[DATA SECTION start]

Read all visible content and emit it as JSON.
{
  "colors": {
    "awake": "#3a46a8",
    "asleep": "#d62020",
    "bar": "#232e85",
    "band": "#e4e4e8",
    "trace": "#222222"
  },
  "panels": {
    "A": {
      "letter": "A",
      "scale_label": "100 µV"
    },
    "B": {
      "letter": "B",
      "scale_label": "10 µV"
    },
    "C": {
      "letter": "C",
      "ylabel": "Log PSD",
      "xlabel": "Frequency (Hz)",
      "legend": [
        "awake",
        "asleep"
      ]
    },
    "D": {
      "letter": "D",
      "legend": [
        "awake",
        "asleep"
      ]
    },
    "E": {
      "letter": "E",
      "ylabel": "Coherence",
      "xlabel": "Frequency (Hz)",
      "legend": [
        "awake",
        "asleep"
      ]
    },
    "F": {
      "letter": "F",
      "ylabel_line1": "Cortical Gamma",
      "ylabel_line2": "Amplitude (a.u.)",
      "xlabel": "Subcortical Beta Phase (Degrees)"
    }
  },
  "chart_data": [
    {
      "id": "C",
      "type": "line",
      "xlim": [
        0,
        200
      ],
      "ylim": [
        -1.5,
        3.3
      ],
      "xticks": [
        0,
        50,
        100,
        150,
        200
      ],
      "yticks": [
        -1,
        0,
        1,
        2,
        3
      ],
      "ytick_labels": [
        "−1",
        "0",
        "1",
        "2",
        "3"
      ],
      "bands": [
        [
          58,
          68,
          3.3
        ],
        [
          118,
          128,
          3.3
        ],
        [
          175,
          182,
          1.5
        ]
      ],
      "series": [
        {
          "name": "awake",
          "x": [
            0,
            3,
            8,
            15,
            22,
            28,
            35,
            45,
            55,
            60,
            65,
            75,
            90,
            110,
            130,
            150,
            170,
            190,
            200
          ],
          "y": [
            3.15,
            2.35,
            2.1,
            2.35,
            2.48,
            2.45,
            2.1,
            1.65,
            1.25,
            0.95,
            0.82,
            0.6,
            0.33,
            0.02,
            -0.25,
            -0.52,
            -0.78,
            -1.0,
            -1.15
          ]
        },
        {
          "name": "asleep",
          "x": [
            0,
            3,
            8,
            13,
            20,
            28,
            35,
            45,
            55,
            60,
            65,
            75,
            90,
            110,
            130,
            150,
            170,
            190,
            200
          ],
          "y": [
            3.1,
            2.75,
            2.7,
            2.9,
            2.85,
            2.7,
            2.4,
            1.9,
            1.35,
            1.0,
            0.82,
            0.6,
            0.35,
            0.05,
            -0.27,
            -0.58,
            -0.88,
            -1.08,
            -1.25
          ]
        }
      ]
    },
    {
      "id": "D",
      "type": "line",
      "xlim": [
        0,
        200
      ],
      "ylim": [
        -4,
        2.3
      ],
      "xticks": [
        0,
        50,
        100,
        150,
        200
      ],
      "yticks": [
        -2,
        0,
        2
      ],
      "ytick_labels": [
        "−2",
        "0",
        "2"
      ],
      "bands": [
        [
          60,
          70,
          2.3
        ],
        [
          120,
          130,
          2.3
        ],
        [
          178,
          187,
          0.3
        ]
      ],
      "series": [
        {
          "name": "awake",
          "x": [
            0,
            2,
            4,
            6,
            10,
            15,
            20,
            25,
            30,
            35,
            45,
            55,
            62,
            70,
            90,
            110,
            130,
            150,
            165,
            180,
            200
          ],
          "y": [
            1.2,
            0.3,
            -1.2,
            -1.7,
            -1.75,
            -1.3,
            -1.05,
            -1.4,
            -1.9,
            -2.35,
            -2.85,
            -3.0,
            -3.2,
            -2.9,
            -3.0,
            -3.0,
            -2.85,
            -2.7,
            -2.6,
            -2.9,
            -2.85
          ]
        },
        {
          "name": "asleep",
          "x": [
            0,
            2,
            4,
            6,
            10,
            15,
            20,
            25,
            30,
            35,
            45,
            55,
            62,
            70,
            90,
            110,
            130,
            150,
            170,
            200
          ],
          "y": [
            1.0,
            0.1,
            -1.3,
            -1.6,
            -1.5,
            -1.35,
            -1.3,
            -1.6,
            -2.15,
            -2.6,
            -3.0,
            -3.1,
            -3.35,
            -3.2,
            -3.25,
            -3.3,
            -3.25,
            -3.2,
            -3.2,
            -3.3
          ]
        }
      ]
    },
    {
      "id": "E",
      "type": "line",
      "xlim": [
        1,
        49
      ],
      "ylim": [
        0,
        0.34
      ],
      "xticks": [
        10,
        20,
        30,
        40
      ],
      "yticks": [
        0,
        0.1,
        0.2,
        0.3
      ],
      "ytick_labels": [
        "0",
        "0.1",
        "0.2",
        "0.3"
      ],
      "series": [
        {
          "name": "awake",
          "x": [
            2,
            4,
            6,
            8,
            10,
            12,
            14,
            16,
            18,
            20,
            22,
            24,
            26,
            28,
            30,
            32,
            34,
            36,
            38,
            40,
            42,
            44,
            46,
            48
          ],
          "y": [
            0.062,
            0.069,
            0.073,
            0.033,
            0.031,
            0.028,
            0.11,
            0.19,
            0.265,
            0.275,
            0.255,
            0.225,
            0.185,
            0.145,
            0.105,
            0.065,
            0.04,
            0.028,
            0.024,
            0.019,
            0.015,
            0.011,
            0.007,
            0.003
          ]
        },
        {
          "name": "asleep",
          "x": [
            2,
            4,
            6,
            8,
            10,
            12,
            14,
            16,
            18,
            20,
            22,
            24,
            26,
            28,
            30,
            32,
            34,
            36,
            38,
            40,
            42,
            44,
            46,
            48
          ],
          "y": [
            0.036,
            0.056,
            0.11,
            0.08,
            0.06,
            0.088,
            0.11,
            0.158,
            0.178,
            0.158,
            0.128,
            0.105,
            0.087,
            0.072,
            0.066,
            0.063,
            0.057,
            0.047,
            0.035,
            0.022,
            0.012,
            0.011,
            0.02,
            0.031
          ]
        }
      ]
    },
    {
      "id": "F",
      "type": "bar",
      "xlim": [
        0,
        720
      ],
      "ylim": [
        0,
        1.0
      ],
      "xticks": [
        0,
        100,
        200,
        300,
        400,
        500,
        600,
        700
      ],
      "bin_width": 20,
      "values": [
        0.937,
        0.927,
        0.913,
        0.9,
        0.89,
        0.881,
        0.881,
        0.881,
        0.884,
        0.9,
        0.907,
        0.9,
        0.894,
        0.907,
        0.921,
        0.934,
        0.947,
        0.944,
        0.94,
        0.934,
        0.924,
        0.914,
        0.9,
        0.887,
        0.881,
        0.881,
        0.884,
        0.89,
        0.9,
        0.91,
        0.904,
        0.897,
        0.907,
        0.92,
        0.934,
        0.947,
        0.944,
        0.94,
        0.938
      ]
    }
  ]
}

[DATA SECTION end]

Indicate how many lines of the material contain the string "letter", giving the number and nothing more.

◆ ANSWER ◆
6